[start]
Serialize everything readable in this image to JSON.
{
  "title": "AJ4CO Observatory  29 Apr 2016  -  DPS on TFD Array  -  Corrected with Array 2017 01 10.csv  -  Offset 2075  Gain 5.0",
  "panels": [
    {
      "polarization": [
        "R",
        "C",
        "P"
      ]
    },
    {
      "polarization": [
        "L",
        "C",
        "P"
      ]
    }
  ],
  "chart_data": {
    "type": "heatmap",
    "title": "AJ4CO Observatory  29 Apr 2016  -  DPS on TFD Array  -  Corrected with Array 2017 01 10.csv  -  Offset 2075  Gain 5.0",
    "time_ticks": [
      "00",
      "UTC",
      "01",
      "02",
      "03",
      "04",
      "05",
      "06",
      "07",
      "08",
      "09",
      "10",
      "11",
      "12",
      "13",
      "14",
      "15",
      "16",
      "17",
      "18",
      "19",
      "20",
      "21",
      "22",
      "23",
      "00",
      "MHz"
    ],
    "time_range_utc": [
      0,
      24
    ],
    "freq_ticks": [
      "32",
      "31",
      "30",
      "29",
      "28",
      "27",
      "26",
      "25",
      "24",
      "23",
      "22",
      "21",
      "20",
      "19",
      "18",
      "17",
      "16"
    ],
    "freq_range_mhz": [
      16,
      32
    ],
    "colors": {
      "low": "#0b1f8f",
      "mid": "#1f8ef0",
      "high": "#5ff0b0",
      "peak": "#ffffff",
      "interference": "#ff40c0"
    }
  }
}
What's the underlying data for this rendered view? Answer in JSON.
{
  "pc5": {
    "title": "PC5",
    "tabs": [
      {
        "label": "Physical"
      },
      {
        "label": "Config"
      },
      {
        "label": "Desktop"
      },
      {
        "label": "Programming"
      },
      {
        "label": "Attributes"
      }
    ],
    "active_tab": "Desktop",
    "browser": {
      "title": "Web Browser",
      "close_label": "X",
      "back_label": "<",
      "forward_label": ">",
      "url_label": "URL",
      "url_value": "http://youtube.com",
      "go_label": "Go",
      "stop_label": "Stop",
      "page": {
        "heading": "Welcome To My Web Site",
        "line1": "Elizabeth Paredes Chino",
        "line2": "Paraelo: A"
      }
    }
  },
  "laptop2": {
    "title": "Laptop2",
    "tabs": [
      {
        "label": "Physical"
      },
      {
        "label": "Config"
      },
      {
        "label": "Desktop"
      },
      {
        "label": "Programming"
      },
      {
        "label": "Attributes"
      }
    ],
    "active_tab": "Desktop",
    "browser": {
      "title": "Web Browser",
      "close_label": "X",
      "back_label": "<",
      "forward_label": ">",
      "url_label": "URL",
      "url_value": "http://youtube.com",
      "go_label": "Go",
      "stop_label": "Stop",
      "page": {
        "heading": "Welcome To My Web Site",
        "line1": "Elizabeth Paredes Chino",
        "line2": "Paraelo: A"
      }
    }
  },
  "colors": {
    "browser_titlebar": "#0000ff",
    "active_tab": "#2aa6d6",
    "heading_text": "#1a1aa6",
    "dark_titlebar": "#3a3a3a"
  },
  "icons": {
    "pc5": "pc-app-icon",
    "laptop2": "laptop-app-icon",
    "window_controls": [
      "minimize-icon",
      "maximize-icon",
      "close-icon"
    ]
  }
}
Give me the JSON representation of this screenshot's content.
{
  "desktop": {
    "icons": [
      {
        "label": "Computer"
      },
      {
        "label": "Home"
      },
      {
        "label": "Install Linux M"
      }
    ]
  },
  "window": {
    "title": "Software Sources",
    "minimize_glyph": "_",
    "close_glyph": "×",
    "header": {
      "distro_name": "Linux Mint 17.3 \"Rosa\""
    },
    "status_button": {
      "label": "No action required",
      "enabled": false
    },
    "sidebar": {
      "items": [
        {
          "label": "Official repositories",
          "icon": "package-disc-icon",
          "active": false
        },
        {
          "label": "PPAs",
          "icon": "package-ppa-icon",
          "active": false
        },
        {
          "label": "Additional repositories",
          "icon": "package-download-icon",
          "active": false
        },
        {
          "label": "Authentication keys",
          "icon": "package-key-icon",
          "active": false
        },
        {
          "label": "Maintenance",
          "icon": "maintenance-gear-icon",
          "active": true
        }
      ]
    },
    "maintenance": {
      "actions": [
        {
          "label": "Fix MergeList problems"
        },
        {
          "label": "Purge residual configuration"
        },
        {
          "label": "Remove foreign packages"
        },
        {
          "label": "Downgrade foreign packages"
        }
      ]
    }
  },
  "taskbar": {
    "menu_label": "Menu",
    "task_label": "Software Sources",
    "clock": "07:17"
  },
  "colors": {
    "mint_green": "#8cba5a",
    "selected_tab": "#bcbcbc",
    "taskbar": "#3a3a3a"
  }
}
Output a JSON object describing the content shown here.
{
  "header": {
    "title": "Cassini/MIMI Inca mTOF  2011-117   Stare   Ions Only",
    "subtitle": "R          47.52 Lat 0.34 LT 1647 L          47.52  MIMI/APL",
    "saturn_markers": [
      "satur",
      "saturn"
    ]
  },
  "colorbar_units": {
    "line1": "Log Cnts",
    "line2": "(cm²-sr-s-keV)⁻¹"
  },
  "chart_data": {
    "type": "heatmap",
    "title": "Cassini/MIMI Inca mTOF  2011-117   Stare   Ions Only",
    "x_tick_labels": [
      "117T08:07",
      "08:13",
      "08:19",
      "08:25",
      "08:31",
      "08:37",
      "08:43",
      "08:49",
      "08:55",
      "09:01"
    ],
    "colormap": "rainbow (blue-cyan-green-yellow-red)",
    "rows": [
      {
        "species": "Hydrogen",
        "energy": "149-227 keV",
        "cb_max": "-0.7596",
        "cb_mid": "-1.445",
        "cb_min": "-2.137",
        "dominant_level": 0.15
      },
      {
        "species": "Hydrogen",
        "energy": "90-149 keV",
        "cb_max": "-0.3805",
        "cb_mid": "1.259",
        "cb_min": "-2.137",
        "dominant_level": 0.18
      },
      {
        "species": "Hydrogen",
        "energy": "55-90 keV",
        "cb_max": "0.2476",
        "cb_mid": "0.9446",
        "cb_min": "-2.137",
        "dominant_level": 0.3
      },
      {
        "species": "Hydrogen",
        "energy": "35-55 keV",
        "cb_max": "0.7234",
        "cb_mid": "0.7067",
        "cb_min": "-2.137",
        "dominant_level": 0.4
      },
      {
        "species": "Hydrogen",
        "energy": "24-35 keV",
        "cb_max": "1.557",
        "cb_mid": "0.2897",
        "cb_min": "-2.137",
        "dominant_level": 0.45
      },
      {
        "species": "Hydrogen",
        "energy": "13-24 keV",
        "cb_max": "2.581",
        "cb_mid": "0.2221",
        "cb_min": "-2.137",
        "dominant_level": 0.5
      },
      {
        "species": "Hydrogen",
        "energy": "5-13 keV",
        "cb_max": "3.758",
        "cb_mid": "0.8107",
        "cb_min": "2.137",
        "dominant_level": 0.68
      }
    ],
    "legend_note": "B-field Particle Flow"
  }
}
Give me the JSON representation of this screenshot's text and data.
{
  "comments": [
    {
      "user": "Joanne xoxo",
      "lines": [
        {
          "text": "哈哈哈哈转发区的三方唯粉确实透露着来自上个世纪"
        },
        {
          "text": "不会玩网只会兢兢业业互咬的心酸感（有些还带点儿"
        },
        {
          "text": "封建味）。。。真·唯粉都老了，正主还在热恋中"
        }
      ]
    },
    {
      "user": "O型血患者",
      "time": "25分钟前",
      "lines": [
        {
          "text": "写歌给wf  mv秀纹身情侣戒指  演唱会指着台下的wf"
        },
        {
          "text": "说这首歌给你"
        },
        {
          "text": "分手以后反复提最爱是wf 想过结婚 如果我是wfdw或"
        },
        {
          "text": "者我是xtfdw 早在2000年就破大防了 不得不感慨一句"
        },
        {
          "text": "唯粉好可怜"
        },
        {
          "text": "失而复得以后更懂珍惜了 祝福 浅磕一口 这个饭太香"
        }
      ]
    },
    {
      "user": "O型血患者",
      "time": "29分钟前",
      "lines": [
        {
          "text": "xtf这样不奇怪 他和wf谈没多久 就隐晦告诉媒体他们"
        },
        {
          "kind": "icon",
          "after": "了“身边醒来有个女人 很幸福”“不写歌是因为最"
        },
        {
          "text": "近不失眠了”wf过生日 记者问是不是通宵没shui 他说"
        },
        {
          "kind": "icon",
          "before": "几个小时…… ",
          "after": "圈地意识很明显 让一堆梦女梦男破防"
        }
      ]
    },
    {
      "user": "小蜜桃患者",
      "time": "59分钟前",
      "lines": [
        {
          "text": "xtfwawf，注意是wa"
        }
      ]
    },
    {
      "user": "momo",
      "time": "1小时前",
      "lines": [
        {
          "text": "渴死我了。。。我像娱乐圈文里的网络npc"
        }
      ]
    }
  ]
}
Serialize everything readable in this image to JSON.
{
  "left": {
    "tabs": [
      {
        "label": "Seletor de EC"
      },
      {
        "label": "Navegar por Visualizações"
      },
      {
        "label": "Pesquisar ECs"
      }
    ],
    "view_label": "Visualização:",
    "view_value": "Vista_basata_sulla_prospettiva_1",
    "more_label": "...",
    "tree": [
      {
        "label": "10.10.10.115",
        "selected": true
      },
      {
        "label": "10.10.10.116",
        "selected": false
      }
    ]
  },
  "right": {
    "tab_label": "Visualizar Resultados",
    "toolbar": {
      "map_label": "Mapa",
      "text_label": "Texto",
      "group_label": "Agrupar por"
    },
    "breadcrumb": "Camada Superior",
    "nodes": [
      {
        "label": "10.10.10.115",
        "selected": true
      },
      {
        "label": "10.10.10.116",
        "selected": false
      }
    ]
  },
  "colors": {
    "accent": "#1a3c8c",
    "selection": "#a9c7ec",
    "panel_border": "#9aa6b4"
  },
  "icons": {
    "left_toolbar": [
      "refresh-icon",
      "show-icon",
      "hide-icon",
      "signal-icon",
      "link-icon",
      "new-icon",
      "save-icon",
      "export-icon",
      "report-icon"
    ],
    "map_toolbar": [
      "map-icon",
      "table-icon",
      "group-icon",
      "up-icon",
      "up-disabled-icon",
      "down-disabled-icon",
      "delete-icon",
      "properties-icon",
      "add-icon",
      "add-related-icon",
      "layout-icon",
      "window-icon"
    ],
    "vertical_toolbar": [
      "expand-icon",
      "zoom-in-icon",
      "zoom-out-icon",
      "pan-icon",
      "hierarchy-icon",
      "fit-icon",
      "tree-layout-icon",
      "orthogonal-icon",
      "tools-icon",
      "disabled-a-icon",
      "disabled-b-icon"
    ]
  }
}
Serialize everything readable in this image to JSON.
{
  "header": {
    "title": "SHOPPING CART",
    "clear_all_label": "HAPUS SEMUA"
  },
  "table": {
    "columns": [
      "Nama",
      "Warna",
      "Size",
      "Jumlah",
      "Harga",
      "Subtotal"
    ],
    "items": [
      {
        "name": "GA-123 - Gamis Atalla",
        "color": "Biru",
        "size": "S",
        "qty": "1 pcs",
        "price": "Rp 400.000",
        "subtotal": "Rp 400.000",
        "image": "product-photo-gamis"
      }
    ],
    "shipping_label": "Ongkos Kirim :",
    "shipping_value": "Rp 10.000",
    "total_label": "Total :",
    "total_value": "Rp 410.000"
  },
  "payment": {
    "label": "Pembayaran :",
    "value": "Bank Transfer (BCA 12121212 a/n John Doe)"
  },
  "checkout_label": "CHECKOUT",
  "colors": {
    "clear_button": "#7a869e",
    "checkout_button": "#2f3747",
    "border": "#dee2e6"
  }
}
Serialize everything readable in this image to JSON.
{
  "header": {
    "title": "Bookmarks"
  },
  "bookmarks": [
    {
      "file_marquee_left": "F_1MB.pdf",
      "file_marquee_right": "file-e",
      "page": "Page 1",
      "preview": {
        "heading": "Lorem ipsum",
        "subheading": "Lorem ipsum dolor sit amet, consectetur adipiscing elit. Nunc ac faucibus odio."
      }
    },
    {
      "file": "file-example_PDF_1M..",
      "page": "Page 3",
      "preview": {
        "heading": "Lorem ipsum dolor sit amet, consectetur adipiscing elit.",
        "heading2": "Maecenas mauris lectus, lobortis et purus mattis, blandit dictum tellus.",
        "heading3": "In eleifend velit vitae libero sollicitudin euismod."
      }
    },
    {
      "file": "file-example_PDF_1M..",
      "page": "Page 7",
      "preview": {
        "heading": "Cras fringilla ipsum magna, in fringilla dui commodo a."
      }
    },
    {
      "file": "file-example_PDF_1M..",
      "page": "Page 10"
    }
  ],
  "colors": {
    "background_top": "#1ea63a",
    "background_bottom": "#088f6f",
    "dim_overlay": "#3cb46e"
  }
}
[end]
(Problem requirements): Determine how many lines in the data above contain the string "adipiscing". Give nothing except the number.

(Problem solution): 2